>>>>

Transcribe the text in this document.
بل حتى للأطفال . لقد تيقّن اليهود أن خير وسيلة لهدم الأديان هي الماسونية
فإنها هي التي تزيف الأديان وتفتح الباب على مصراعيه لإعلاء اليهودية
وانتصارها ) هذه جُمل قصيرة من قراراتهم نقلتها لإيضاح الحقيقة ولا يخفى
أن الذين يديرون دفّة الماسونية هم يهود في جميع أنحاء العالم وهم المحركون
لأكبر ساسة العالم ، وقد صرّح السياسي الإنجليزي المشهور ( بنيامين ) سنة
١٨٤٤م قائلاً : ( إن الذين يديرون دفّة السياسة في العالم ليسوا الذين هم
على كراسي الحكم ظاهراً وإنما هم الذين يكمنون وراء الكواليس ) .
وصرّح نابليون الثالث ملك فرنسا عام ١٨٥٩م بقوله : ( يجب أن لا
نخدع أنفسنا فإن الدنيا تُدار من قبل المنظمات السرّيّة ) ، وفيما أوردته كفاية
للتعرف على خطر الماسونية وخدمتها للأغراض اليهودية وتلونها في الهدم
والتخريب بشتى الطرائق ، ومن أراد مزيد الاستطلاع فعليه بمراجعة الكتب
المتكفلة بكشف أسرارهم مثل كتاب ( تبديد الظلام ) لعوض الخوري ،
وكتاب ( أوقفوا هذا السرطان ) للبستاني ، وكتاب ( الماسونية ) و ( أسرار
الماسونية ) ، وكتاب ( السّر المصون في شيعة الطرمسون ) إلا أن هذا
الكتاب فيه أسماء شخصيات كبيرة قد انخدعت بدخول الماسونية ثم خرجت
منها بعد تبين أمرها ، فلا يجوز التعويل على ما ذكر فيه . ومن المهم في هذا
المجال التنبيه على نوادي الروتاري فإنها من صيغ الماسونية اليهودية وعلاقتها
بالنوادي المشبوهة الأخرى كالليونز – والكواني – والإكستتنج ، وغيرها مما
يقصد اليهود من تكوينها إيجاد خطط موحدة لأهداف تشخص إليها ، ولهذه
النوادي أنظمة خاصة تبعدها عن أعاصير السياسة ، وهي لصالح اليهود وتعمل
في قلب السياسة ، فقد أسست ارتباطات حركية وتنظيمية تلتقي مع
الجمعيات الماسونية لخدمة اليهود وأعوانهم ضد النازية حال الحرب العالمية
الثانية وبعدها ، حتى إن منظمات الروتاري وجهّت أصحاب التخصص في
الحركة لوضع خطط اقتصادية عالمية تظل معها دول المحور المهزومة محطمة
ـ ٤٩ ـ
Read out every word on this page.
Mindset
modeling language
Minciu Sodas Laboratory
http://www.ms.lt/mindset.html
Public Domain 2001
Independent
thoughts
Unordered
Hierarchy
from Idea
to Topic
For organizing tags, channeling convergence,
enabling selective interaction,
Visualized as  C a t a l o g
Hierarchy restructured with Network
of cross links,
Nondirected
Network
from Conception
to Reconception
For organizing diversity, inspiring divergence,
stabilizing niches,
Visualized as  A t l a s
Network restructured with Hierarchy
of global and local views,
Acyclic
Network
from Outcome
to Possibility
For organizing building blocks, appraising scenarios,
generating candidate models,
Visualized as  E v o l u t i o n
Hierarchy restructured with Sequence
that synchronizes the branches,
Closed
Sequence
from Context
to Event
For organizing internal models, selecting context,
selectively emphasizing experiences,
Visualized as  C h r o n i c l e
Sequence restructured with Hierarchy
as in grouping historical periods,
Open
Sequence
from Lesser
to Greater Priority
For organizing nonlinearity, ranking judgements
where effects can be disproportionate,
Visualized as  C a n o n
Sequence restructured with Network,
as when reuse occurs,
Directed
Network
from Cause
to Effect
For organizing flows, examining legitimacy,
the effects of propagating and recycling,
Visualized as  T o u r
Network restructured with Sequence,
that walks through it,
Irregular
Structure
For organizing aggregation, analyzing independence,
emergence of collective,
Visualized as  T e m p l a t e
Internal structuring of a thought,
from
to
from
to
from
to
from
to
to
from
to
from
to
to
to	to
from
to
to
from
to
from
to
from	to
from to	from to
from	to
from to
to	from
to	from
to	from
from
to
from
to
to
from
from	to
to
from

<<<<

— Task —
The entries above should be repeated exactly, every one of them.

— Finished answer —
Transcribe the text in this document.
بل حتى للأطفال . لقد تيقّن اليهود أن خير وسيلة لهدم الأديان هي الماسونية
فإنها هي التي تزيف الأديان وتفتح الباب على مصراعيه لإعلاء اليهودية
وانتصارها ) هذه جُمل قصيرة من قراراتهم نقلتها لإيضاح الحقيقة ولا يخفى
أن الذين يديرون دفّة الماسونية هم يهود في جميع أنحاء العالم وهم المحركون
لأكبر ساسة العالم ، وقد صرّح السياسي الإنجليزي المشهور ( بنيامين ) سنة
١٨٤٤م قائلاً : ( إن الذين يديرون دفّة السياسة في العالم ليسوا الذين هم
على كراسي الحكم ظاهراً وإنما هم الذين يكمنون وراء الكواليس ) .
وصرّح نابليون الثالث ملك فرنسا عام ١٨٥٩م بقوله : ( يجب أن لا
نخدع أنفسنا فإن الدنيا تُدار من قبل المنظمات السرّيّة ) ، وفيما أوردته كفاية
للتعرف على خطر الماسونية وخدمتها للأغراض اليهودية وتلونها في الهدم
والتخريب بشتى الطرائق ، ومن أراد مزيد الاستطلاع فعليه بمراجعة الكتب
المتكفلة بكشف أسرارهم مثل كتاب ( تبديد الظلام ) لعوض الخوري ،
وكتاب ( أوقفوا هذا السرطان ) للبستاني ، وكتاب ( الماسونية ) و ( أسرار
الماسونية ) ، وكتاب ( السّر المصون في شيعة الطرمسون ) إلا أن هذا
الكتاب فيه أسماء شخصيات كبيرة قد انخدعت بدخول الماسونية ثم خرجت
منها بعد تبين أمرها ، فلا يجوز التعويل على ما ذكر فيه . ومن المهم في هذا
المجال التنبيه على نوادي الروتاري فإنها من صيغ الماسونية اليهودية وعلاقتها
بالنوادي المشبوهة الأخرى كالليونز – والكواني – والإكستتنج ، وغيرها مما
يقصد اليهود من تكوينها إيجاد خطط موحدة لأهداف تشخص إليها ، ولهذه
النوادي أنظمة خاصة تبعدها عن أعاصير السياسة ، وهي لصالح اليهود وتعمل
في قلب السياسة ، فقد أسست ارتباطات حركية وتنظيمية تلتقي مع
الجمعيات الماسونية لخدمة اليهود وأعوانهم ضد النازية حال الحرب العالمية
الثانية وبعدها ، حتى إن منظمات الروتاري وجهّت أصحاب التخصص في
الحركة لوضع خطط اقتصادية عالمية تظل معها دول المحور المهزومة محطمة
ـ ٤٩ ـ
Read out every word on this page.
Mindset
modeling language
Minciu Sodas Laboratory
http://www.ms.lt/mindset.html
Public Domain 2001
Independent
thoughts
Unordered
Hierarchy
from Idea
to Topic
For organizing tags, channeling convergence,
enabling selective interaction,
Visualized as  C a t a l o g
Hierarchy restructured with Network
of cross links,
Nondirected
Network
from Conception
to Reconception
For organizing diversity, inspiring divergence,
stabilizing niches,
Visualized as  A t l a s
Network restructured with Hierarchy
of global and local views,
Acyclic
Network
from Outcome
to Possibility
For organizing building blocks, appraising scenarios,
generating candidate models,
Visualized as  E v o l u t i o n
Hierarchy restructured with Sequence
that synchronizes the branches,
Closed
Sequence
from Context
to Event
For organizing internal models, selecting context,
selectively emphasizing experiences,
Visualized as  C h r o n i c l e
Sequence restructured with Hierarchy
as in grouping historical periods,
Open
Sequence
from Lesser
to Greater Priority
For organizing nonlinearity, ranking judgements
where effects can be disproportionate,
Visualized as  C a n o n
Sequence restructured with Network,
as when reuse occurs,
Directed
Network
from Cause
to Effect
For organizing flows, examining legitimacy,
the effects of propagating and recycling,
Visualized as  T o u r
Network restructured with Sequence,
that walks through it,
Irregular
Structure
For organizing aggregation, analyzing independence,
emergence of collective,
Visualized as  T e m p l a t e
Internal structuring of a thought,
from
to
from
to
from
to
from
to
to
from
to
from
to
to
to	to
from
to
to
from
to
from
to
from	to
from to	from to
from	to
from to
to	from
to	from
to	from
from
to
from
to
to
from
from	to
to
from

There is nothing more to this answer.